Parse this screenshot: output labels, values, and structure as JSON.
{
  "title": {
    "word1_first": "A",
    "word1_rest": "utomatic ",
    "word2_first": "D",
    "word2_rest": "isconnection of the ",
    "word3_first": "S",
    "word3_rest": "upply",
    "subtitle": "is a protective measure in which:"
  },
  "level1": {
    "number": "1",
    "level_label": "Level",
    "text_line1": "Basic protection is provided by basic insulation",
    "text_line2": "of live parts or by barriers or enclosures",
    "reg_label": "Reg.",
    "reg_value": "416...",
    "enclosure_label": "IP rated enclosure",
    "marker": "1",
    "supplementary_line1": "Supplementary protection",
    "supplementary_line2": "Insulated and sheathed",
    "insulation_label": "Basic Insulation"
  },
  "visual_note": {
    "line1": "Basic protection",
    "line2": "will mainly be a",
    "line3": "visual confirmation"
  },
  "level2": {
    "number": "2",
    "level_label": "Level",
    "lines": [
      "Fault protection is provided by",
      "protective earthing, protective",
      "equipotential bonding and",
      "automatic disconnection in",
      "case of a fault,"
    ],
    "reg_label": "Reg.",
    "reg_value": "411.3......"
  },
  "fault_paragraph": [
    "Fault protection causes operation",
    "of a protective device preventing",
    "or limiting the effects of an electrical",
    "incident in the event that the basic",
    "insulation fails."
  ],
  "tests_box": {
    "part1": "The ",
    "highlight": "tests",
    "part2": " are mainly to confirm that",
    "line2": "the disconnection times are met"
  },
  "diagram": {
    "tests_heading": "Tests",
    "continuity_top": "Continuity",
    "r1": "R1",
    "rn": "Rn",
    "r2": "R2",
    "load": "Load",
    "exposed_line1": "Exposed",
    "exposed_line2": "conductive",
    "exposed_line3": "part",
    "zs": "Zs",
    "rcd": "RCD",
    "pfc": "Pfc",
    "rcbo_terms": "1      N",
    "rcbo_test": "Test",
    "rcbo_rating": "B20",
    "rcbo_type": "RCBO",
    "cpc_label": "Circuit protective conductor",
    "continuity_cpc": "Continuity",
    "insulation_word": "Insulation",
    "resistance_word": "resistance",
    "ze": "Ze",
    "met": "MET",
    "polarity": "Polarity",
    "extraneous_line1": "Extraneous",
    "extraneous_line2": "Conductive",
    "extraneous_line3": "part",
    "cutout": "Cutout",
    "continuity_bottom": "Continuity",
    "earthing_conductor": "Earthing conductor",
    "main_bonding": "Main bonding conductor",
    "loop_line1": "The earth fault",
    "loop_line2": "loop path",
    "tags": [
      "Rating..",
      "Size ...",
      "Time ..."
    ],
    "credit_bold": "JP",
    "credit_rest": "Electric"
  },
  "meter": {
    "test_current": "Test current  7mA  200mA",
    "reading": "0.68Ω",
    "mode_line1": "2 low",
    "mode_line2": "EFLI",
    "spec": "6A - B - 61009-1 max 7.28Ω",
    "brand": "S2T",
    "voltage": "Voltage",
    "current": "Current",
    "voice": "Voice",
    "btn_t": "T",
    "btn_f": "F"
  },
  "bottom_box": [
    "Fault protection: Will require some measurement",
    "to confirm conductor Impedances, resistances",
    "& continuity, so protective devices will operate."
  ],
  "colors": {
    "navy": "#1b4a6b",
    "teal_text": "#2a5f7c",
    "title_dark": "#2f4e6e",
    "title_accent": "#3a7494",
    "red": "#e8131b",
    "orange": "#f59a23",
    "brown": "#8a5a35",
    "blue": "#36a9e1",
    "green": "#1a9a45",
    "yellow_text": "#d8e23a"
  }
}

* * *

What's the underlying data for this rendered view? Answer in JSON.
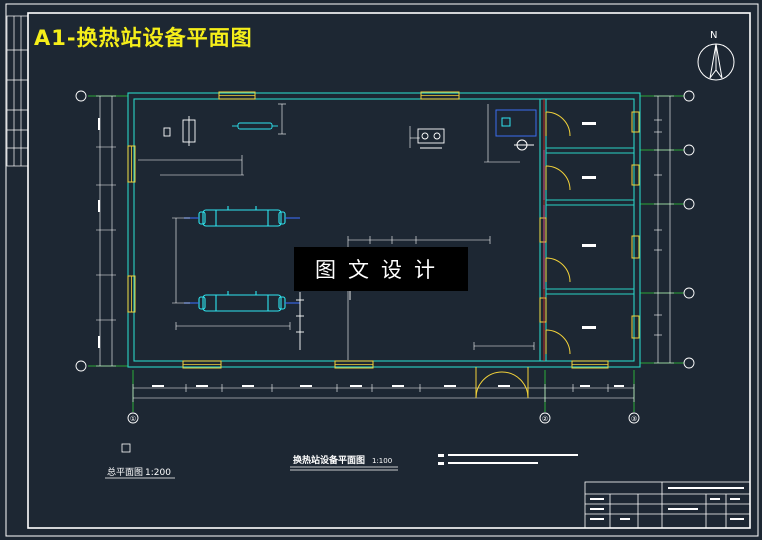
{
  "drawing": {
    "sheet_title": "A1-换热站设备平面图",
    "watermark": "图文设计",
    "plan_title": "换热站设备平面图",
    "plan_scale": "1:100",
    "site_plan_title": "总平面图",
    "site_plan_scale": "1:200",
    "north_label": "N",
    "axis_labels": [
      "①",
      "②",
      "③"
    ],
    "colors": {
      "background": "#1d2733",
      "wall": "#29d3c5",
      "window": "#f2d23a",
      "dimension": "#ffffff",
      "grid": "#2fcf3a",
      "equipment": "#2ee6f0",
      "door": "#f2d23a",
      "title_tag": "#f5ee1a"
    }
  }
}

▶ **EXERCISE PROMPT**
Give the count of lines in the records that contain "this", and no other text.

▶ **SOLUTION TO THE PROBLEM**
2